▸ **INPUT**
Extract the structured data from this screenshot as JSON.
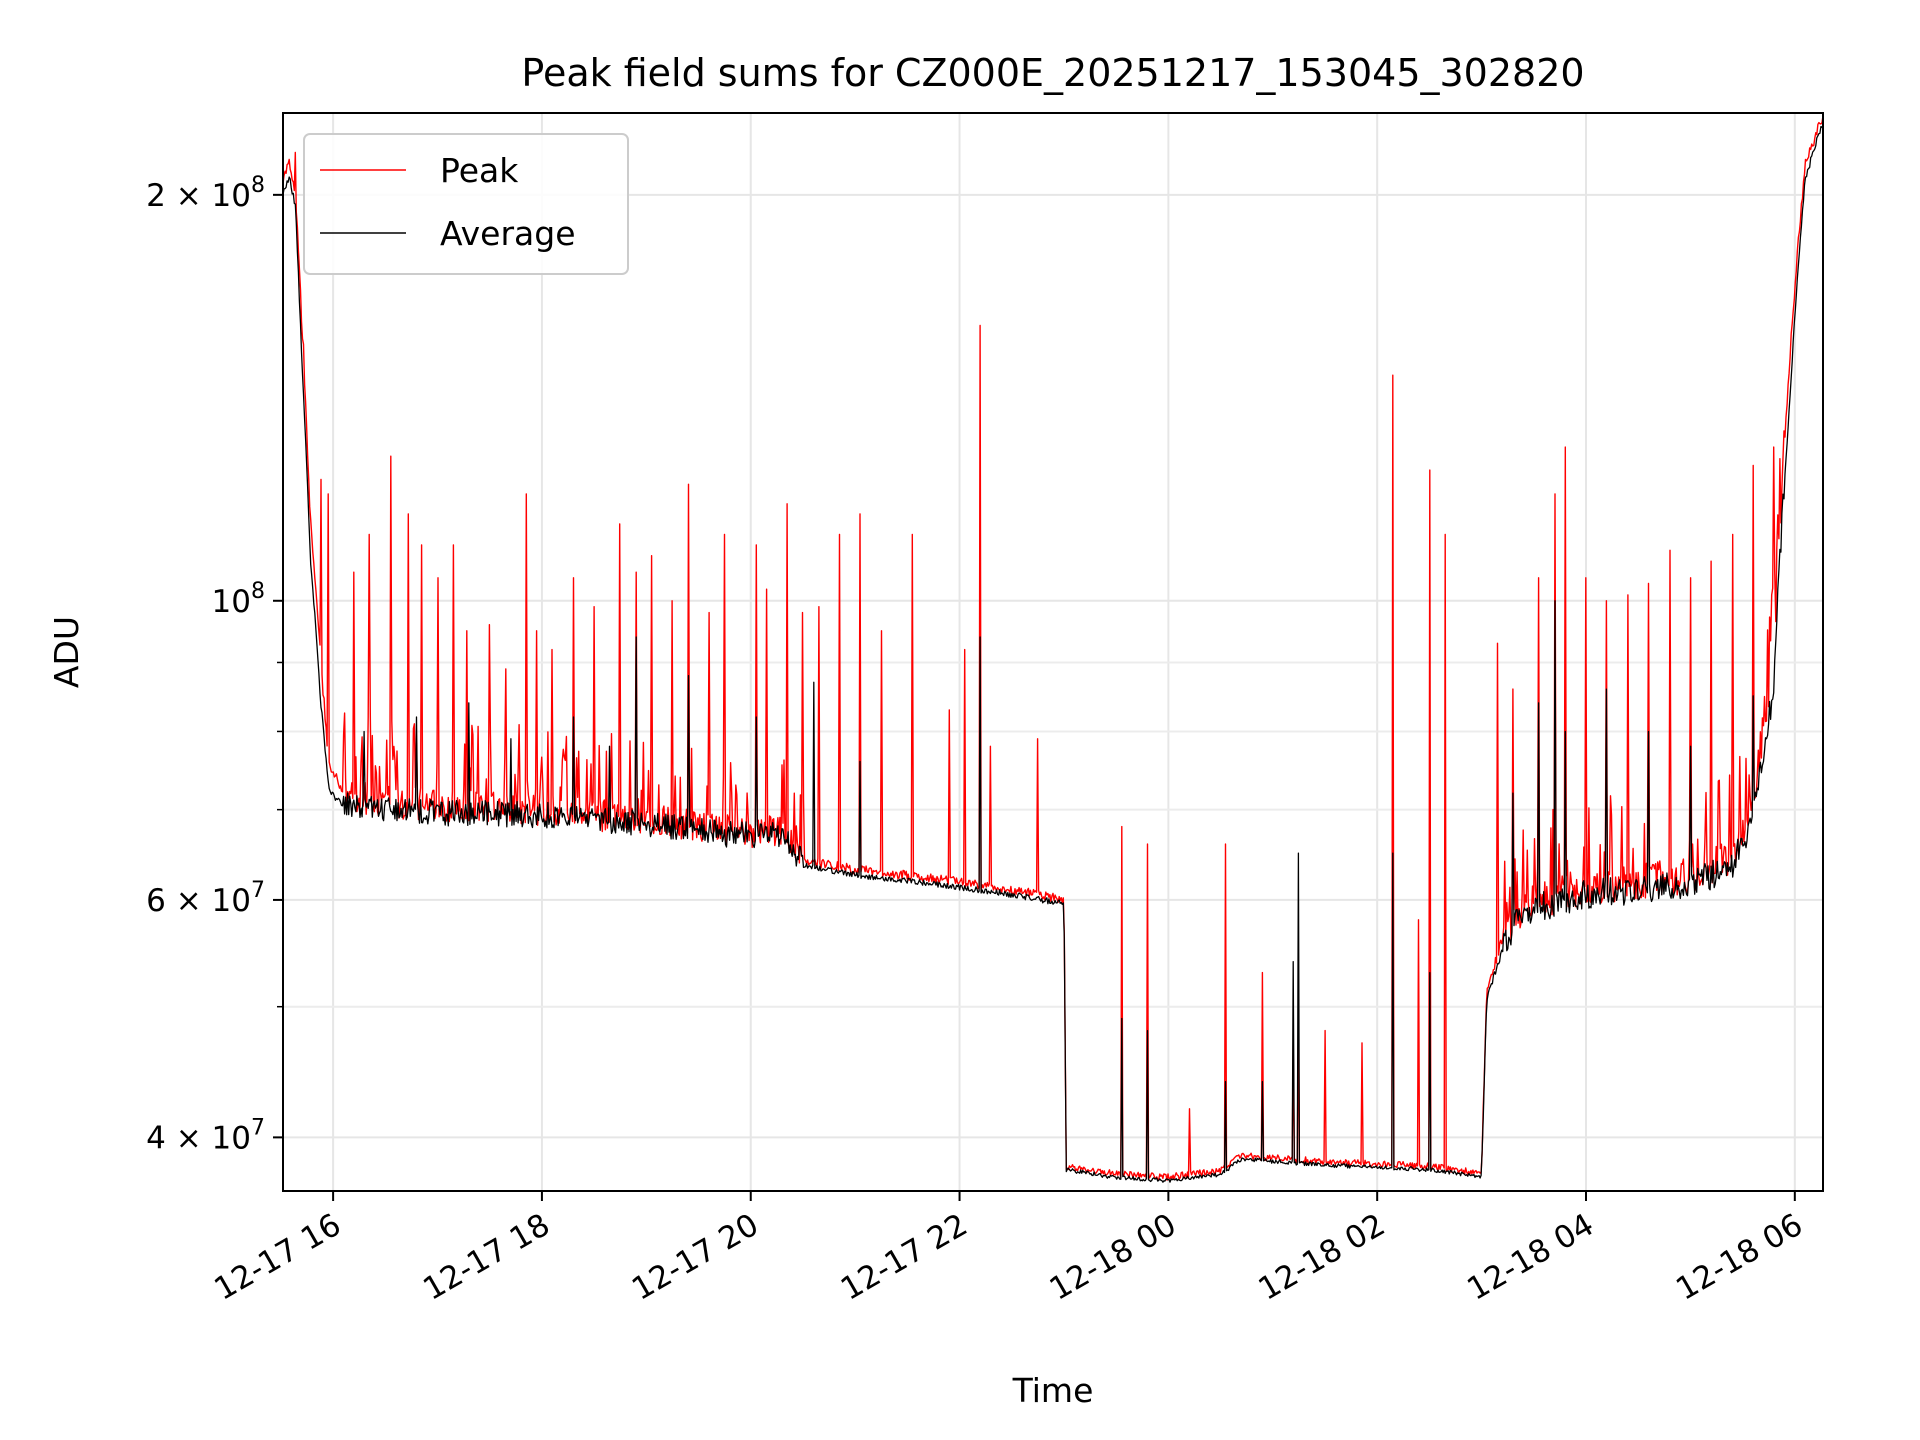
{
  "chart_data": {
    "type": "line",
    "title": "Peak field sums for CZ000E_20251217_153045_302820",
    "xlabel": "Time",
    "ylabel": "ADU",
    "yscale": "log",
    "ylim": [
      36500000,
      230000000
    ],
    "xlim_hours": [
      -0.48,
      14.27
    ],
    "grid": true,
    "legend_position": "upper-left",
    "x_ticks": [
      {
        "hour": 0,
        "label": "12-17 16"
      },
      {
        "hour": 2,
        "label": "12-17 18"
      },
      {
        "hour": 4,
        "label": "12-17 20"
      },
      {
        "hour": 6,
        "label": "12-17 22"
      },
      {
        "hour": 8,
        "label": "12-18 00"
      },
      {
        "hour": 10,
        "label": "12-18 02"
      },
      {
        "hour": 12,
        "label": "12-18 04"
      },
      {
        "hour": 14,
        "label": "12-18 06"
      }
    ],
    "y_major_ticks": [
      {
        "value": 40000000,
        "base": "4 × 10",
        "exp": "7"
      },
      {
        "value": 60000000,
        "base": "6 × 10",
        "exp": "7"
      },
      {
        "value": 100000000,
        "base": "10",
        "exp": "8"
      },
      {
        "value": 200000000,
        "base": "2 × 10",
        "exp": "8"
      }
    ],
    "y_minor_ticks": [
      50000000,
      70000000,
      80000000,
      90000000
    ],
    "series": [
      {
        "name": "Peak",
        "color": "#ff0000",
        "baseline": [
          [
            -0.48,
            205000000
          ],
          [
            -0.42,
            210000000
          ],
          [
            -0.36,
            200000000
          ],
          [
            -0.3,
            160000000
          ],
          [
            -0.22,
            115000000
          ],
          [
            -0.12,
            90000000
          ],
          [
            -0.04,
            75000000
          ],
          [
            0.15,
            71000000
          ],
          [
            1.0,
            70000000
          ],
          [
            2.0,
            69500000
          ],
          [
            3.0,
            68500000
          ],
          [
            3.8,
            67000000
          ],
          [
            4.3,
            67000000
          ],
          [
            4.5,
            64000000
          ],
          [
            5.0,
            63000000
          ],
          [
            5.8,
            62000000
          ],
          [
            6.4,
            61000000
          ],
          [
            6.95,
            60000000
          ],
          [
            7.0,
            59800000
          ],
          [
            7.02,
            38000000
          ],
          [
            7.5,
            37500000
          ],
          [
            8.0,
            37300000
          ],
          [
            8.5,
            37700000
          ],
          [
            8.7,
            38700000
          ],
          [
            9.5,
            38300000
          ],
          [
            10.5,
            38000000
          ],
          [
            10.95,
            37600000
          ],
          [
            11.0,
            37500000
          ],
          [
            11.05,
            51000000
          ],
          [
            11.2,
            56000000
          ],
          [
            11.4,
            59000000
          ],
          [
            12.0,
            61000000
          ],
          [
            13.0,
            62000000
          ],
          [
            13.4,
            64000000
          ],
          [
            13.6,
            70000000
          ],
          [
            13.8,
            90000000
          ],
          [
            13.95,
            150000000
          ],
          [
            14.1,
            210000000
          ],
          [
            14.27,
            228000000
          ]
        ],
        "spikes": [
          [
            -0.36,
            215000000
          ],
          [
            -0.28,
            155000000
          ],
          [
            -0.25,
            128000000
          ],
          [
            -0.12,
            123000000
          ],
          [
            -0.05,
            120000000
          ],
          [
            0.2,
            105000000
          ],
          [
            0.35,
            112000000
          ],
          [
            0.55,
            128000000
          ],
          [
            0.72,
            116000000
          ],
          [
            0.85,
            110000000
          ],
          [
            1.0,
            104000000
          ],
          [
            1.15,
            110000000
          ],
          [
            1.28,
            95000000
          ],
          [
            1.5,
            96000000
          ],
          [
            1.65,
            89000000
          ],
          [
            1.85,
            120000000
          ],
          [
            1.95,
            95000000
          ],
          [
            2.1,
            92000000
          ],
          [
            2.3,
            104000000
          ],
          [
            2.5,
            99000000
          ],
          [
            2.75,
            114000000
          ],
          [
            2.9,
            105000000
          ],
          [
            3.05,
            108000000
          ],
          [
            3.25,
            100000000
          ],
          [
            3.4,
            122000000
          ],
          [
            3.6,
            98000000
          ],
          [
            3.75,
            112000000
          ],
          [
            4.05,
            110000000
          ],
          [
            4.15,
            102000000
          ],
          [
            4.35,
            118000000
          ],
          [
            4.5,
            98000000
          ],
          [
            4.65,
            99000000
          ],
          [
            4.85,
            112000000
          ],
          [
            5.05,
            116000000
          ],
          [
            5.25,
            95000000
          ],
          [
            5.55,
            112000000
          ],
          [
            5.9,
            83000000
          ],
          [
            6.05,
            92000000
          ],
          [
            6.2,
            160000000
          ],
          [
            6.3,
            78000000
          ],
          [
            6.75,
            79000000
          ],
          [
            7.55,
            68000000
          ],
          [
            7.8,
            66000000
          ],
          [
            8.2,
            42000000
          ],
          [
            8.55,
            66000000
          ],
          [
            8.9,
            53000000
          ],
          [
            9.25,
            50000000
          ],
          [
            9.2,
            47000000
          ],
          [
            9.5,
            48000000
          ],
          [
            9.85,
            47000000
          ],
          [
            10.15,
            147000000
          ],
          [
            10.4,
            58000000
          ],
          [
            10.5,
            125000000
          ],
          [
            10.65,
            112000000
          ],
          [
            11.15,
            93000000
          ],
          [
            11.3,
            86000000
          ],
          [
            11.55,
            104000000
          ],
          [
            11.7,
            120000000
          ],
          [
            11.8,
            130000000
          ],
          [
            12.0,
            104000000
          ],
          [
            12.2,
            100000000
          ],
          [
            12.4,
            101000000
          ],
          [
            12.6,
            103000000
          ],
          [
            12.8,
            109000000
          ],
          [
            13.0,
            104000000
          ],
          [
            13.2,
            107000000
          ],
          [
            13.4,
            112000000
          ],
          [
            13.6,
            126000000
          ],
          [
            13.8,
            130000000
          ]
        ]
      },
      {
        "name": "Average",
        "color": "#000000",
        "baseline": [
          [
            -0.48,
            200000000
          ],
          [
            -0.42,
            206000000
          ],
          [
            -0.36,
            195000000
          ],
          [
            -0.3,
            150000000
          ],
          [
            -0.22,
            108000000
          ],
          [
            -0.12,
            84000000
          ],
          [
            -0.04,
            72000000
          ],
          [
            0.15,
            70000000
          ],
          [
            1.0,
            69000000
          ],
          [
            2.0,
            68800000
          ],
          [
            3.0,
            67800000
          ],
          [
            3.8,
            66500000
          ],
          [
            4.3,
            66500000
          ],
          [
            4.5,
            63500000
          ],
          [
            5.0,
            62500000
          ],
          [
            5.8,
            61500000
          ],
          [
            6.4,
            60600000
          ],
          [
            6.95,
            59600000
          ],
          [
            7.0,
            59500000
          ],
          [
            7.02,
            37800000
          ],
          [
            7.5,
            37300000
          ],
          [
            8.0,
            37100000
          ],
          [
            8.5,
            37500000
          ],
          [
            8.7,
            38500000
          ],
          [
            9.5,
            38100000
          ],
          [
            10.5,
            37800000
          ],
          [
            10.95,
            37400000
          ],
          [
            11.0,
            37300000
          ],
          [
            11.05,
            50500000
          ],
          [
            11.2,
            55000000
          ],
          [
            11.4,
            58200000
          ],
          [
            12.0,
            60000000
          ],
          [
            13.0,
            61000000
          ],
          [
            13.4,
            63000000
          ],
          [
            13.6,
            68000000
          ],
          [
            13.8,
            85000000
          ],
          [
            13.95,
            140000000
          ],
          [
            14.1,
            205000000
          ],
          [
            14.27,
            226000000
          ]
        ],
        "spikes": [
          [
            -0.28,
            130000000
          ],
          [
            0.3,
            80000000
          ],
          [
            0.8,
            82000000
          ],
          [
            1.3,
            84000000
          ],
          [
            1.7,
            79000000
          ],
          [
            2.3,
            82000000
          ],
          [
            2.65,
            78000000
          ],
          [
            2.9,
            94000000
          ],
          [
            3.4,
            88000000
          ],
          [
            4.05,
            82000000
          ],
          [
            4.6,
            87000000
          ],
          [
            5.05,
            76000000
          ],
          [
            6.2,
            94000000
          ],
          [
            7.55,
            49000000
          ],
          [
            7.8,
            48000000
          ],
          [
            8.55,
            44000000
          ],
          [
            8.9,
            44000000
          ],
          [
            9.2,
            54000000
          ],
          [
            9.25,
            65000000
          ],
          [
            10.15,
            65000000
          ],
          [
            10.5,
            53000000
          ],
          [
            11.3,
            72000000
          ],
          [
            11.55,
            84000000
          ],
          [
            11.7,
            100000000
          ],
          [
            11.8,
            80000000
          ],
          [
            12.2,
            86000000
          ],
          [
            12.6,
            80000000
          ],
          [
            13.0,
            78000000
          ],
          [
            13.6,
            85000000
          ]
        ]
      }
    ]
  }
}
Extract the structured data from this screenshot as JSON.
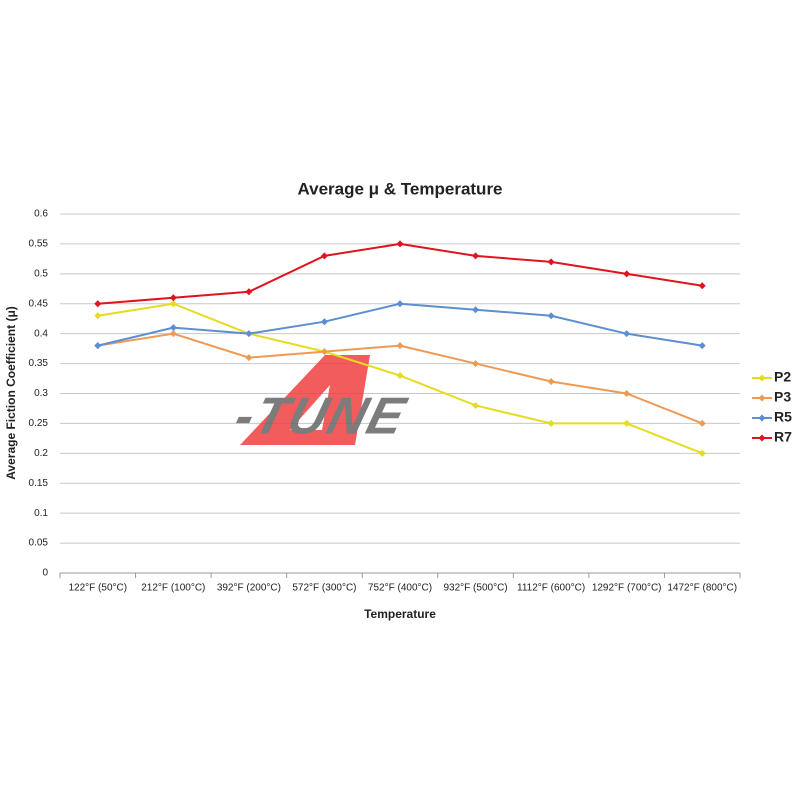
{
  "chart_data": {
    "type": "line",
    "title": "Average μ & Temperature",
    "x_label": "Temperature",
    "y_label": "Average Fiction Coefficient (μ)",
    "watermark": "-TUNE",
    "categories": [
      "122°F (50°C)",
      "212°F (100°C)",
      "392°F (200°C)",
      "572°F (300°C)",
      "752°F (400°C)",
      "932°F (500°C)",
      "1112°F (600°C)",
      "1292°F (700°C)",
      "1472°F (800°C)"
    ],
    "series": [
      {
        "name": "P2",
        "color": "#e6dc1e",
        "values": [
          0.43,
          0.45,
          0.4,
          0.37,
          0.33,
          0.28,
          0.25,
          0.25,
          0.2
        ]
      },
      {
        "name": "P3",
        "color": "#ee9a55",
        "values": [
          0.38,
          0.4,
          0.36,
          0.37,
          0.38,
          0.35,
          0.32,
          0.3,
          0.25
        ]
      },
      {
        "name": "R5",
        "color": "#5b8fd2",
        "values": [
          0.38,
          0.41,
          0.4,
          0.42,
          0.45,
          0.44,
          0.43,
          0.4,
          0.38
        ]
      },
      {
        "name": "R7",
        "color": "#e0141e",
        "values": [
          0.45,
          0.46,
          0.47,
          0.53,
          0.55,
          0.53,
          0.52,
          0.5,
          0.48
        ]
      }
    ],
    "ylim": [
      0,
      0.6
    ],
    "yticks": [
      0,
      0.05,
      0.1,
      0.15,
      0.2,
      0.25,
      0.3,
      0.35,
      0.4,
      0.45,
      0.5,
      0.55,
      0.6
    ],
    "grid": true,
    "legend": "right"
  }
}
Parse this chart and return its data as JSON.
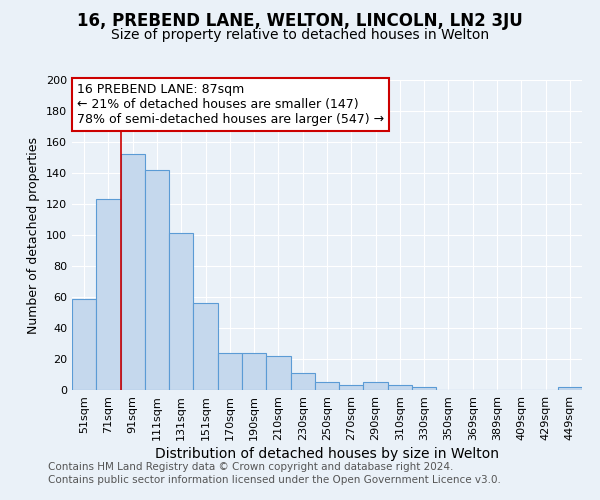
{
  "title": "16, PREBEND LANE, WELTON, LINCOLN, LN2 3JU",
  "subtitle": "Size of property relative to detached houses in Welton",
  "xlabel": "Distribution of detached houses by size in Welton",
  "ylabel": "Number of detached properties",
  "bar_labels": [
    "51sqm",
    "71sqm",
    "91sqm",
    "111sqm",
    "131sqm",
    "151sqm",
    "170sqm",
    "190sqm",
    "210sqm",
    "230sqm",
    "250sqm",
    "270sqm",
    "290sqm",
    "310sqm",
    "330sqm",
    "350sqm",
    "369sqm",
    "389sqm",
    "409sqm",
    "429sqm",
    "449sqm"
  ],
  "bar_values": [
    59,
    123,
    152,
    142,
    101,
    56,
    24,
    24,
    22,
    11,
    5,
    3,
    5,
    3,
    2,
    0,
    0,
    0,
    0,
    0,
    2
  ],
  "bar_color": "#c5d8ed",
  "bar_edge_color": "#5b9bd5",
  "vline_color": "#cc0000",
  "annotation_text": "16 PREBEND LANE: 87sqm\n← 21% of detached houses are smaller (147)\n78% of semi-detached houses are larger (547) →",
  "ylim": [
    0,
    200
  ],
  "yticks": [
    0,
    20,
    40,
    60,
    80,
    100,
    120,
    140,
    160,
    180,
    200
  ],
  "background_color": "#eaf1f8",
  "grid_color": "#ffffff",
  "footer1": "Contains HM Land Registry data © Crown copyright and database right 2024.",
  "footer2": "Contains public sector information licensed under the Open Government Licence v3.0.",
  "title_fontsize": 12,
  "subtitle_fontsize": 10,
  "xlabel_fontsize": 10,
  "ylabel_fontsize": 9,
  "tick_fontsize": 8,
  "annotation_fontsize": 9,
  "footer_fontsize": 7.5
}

▸ **AIM OF THE TASK**
Check each line of the records above for "name", and copy those that have it.

▸ **TASK SOLUTION**
        "name": "Peak",
        "name": "Average",
        "name": "P2",
        "name": "P3",
        "name": "R5",
        "name": "R7",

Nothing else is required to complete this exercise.